Gather, from the data below, each line in which the word "côté" occurs.

[BEGIN]

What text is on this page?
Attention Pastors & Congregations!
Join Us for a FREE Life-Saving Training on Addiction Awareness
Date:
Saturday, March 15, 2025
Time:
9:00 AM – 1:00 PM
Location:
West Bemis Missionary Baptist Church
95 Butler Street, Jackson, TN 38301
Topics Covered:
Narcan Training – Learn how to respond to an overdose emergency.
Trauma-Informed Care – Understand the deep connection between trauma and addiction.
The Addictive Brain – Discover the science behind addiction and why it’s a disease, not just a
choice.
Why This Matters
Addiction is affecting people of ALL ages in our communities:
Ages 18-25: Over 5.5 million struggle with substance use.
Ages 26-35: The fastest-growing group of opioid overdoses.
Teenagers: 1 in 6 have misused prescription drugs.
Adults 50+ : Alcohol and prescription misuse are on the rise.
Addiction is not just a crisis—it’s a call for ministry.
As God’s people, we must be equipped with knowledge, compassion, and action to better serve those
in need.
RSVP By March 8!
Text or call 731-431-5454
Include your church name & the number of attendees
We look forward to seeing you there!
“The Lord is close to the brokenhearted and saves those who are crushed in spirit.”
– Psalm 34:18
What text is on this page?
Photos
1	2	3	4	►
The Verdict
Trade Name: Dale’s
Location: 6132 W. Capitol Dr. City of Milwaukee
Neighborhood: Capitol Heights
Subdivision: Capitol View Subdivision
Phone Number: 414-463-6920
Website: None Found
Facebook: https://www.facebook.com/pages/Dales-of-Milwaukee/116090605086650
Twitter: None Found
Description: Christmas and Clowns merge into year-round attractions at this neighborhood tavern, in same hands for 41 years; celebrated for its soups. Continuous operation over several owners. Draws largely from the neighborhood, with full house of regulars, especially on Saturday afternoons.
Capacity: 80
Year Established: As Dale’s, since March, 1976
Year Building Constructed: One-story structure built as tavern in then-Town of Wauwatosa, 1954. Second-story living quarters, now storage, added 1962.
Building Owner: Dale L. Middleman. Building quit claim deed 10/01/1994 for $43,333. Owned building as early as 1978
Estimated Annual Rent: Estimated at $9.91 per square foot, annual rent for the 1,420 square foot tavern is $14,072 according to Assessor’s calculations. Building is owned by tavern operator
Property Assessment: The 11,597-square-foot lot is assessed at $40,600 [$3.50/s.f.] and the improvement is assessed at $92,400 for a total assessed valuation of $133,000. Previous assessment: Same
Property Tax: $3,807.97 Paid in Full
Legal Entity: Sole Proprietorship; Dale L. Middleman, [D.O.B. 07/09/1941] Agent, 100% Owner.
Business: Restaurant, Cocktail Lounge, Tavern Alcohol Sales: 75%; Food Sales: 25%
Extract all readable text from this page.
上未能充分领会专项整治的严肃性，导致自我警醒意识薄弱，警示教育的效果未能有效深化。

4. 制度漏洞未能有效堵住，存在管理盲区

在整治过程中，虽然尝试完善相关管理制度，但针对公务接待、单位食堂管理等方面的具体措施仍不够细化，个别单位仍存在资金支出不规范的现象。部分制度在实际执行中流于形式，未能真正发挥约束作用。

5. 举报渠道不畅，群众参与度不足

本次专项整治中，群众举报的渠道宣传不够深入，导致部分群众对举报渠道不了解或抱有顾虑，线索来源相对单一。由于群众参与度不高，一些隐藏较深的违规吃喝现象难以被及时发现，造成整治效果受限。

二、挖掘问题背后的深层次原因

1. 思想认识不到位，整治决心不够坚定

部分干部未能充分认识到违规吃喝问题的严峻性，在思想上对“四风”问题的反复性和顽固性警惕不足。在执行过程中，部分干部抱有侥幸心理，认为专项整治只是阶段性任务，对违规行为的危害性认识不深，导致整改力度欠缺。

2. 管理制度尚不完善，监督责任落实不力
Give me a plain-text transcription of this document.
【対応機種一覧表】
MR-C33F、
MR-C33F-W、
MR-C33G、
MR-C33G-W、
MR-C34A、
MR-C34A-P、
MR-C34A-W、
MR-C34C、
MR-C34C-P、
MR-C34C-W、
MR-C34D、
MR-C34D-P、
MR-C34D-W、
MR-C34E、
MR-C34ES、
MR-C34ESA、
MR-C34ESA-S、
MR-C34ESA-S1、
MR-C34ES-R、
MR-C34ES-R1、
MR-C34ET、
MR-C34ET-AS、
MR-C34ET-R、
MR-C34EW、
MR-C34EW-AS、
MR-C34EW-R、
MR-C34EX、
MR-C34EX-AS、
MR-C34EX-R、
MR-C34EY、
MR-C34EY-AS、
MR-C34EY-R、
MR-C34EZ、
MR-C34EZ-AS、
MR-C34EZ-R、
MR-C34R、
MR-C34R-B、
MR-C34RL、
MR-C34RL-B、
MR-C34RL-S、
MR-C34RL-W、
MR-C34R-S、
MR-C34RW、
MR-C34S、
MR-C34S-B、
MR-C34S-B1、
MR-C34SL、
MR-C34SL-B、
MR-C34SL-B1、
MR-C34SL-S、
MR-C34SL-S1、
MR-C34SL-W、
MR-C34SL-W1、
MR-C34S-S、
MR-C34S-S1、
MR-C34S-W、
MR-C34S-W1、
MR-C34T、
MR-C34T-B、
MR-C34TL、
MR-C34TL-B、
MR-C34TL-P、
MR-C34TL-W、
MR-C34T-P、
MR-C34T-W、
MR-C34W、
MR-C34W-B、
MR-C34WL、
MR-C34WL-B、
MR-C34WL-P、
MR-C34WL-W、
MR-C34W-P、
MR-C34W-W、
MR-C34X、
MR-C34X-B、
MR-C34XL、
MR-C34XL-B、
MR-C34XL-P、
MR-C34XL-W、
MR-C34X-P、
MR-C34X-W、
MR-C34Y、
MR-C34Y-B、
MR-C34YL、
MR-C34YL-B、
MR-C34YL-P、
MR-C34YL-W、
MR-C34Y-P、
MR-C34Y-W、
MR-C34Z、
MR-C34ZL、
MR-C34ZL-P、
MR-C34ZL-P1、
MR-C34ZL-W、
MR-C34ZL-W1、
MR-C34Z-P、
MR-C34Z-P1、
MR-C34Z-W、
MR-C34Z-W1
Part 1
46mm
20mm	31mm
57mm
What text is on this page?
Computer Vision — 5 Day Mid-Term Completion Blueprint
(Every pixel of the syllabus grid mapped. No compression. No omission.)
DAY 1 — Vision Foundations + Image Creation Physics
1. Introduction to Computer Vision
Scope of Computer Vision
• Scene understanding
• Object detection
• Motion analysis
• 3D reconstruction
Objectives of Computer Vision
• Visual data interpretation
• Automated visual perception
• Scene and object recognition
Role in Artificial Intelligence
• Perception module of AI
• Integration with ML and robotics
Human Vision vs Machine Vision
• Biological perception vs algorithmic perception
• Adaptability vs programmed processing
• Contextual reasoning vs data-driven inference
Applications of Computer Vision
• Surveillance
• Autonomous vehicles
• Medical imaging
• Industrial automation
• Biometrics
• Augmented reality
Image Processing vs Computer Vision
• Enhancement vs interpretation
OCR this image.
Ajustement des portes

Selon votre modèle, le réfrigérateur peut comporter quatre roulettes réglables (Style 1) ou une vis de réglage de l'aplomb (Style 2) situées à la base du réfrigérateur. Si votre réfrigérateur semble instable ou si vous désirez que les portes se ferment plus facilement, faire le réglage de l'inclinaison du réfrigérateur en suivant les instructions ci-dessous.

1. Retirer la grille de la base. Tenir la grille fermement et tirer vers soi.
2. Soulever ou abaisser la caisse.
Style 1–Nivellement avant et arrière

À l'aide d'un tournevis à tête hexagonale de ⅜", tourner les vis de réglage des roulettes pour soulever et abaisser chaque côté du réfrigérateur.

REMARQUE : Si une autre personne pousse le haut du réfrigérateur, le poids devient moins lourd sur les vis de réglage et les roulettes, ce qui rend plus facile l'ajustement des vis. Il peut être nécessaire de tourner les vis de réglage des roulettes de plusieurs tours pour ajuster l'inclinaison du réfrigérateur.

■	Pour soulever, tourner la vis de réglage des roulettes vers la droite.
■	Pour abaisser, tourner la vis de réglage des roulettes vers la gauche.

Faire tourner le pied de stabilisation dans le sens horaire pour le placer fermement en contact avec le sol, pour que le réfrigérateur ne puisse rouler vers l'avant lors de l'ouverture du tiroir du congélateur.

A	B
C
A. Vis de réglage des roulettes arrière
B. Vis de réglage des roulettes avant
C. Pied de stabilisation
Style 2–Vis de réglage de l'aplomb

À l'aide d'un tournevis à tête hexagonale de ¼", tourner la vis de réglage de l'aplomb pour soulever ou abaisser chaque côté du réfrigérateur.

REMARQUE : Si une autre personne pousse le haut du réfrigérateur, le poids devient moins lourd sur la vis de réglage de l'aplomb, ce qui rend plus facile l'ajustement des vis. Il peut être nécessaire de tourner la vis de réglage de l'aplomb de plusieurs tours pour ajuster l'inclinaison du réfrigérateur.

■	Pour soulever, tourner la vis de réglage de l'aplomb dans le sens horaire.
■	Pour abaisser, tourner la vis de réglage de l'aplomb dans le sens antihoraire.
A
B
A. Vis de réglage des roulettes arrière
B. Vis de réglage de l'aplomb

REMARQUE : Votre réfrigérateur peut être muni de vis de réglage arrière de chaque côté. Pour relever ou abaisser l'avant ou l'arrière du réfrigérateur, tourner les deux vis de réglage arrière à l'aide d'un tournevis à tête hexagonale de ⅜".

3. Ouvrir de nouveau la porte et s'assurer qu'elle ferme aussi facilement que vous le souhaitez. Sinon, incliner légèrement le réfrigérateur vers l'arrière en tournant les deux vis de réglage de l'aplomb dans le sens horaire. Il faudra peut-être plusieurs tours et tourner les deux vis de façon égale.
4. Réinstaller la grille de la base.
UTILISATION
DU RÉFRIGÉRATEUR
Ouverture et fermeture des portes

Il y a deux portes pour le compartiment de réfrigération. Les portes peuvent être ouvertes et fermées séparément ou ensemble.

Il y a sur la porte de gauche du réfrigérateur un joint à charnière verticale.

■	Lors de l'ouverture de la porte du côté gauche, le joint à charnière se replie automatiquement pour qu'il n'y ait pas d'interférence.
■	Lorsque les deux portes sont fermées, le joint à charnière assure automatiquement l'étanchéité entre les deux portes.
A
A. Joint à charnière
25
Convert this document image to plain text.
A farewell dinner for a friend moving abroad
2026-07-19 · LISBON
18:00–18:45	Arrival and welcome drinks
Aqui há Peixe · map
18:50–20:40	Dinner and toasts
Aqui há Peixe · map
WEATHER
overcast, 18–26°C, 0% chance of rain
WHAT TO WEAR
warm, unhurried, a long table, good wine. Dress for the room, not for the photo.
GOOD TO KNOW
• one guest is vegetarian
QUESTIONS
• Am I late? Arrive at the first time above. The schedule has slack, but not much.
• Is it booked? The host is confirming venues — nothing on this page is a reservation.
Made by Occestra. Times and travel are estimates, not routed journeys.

[END]

§ **Solution below**
À l'aide d'un tournevis à tête hexagonale de ⅜", tourner les vis de réglage des roulettes pour soulever et abaisser chaque côté du réfrigérateur.
À l'aide d'un tournevis à tête hexagonale de ¼", tourner la vis de réglage de l'aplomb pour soulever ou abaisser chaque côté du réfrigérateur.
REMARQUE : Votre réfrigérateur peut être muni de vis de réglage arrière de chaque côté. Pour relever ou abaisser l'avant ou l'arrière du réfrigérateur, tourner les deux vis de réglage arrière à l'aide d'un tournevis à tête hexagonale de ⅜".
■	Lors de l'ouverture de la porte du côté gauche, le joint à charnière se replie automatiquement pour qu'il n'y ait pas d'interférence.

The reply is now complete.